- Written instruction -
Report, word for word, every line of the material that contains "USDT".

- Records provided -
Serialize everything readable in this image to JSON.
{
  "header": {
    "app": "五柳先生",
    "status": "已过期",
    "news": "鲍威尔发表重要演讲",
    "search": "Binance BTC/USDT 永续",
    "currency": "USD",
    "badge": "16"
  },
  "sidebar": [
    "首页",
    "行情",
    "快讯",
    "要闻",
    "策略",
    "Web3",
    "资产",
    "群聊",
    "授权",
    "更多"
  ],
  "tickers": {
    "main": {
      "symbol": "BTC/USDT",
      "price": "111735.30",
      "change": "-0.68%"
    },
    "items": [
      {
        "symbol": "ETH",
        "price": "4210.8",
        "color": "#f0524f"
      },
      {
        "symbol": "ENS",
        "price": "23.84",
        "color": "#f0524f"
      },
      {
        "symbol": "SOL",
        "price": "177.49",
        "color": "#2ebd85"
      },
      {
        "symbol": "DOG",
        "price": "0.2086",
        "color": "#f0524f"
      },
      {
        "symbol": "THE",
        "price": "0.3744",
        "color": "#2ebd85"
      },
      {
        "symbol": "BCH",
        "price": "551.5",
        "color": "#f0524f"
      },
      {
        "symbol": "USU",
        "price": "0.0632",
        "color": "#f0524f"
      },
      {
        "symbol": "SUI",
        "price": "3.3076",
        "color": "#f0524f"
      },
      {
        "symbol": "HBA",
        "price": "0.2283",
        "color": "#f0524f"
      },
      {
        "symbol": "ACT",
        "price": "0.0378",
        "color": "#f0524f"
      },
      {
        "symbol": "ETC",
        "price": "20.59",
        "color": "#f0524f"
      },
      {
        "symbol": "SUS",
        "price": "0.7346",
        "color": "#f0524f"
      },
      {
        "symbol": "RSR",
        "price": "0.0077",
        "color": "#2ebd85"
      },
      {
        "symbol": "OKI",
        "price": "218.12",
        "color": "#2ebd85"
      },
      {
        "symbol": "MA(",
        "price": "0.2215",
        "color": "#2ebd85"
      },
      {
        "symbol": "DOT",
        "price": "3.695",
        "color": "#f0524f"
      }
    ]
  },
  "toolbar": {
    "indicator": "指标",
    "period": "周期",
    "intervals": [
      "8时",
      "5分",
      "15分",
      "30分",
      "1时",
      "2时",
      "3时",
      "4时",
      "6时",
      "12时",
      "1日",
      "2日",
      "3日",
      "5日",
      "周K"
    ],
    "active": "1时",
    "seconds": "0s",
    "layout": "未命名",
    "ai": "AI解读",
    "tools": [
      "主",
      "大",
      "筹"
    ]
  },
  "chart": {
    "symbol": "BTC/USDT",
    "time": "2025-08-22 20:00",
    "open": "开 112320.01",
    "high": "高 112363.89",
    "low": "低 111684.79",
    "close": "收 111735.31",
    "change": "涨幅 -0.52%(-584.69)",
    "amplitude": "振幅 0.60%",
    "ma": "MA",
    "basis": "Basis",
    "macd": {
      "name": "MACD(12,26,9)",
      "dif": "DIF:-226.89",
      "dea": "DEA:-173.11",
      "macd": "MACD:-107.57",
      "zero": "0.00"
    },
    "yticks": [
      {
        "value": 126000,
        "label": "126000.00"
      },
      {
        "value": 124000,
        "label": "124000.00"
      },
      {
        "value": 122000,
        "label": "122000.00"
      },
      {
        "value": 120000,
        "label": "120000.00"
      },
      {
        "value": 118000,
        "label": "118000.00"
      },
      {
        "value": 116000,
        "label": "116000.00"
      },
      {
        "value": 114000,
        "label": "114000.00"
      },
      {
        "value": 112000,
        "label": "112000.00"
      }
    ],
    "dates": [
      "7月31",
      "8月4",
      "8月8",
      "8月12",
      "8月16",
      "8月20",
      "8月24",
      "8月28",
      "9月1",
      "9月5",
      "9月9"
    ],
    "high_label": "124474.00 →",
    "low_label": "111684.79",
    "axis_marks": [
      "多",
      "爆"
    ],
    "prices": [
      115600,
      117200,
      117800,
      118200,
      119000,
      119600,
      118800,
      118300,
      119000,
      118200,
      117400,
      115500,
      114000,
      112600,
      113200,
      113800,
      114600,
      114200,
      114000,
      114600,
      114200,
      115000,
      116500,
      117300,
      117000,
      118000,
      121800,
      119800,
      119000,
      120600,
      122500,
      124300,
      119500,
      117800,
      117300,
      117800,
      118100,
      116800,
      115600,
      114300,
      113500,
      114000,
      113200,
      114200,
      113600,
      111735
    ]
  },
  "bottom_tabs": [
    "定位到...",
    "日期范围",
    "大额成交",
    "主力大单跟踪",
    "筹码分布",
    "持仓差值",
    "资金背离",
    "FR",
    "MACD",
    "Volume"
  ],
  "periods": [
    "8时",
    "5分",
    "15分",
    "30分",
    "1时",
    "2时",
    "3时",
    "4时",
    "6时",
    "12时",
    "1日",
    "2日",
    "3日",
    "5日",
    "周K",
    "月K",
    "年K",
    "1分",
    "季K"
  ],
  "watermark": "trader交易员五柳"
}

- Expected output -
    "search": "Binance BTC/USDT 永续",
      "symbol": "BTC/USDT",
    "symbol": "BTC/USDT",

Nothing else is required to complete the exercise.